● **YOUR GOAL**: Apart from the pictures, the listing is to be returned exactly.

● **RECORDS**:
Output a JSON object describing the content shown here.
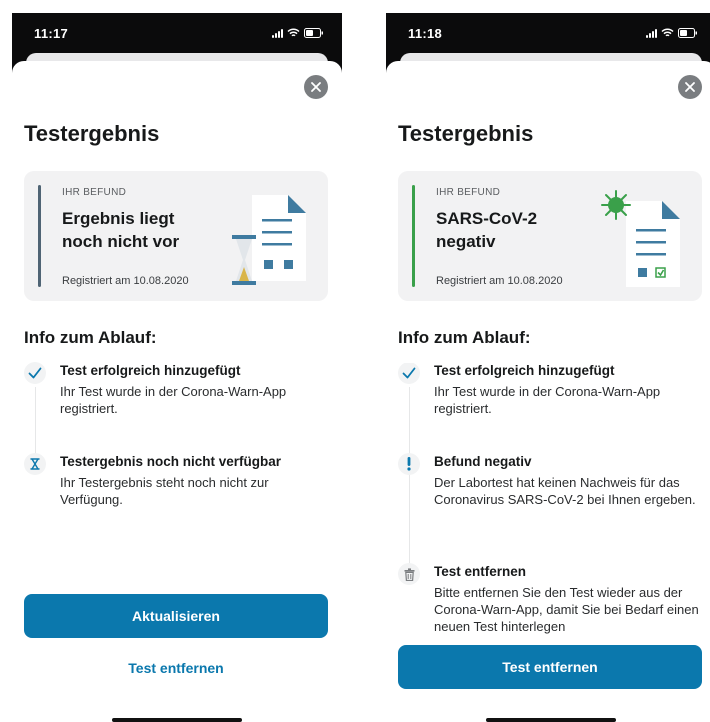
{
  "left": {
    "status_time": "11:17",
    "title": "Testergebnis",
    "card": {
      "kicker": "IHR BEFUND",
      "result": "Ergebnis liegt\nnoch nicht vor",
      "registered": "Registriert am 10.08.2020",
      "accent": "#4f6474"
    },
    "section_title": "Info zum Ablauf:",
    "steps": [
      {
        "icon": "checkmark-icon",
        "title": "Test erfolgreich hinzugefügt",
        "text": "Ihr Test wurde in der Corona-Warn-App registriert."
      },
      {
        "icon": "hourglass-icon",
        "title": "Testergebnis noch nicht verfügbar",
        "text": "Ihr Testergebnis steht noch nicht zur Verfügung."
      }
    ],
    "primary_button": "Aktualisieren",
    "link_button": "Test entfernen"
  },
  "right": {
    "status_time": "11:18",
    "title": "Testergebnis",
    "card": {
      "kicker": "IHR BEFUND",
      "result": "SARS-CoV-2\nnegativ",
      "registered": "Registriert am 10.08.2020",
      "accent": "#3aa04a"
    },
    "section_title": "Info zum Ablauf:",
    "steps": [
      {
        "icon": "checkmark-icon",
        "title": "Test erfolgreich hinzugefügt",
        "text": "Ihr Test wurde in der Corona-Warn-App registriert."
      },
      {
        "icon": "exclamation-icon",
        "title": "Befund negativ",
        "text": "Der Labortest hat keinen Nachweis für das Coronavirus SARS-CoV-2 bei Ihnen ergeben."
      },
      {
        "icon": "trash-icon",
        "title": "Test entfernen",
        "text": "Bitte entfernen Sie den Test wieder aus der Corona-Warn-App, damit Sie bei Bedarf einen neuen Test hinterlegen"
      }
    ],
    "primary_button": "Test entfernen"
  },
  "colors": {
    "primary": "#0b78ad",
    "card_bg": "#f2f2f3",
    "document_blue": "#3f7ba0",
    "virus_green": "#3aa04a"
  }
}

● **SOLUTION**:
Output a JSON object describing the content shown here.
{
  "left": {
    "status_time": "11:17",
    "title": "Testergebnis",
    "card": {
      "kicker": "IHR BEFUND",
      "result": "Ergebnis liegt\nnoch nicht vor",
      "registered": "Registriert am 10.08.2020",
      "accent": "#4f6474"
    },
    "section_title": "Info zum Ablauf:",
    "steps": [
      {
        "icon": "checkmark-icon",
        "title": "Test erfolgreich hinzugefügt",
        "text": "Ihr Test wurde in der Corona-Warn-App registriert."
      },
      {
        "icon": "hourglass-icon",
        "title": "Testergebnis noch nicht verfügbar",
        "text": "Ihr Testergebnis steht noch nicht zur Verfügung."
      }
    ],
    "primary_button": "Aktualisieren",
    "link_button": "Test entfernen"
  },
  "right": {
    "status_time": "11:18",
    "title": "Testergebnis",
    "card": {
      "kicker": "IHR BEFUND",
      "result": "SARS-CoV-2\nnegativ",
      "registered": "Registriert am 10.08.2020",
      "accent": "#3aa04a"
    },
    "section_title": "Info zum Ablauf:",
    "steps": [
      {
        "icon": "checkmark-icon",
        "title": "Test erfolgreich hinzugefügt",
        "text": "Ihr Test wurde in der Corona-Warn-App registriert."
      },
      {
        "icon": "exclamation-icon",
        "title": "Befund negativ",
        "text": "Der Labortest hat keinen Nachweis für das Coronavirus SARS-CoV-2 bei Ihnen ergeben."
      },
      {
        "icon": "trash-icon",
        "title": "Test entfernen",
        "text": "Bitte entfernen Sie den Test wieder aus der Corona-Warn-App, damit Sie bei Bedarf einen neuen Test hinterlegen"
      }
    ],
    "primary_button": "Test entfernen"
  },
  "colors": {
    "primary": "#0b78ad",
    "card_bg": "#f2f2f3",
    "document_blue": "#3f7ba0",
    "virus_green": "#3aa04a"
  }
}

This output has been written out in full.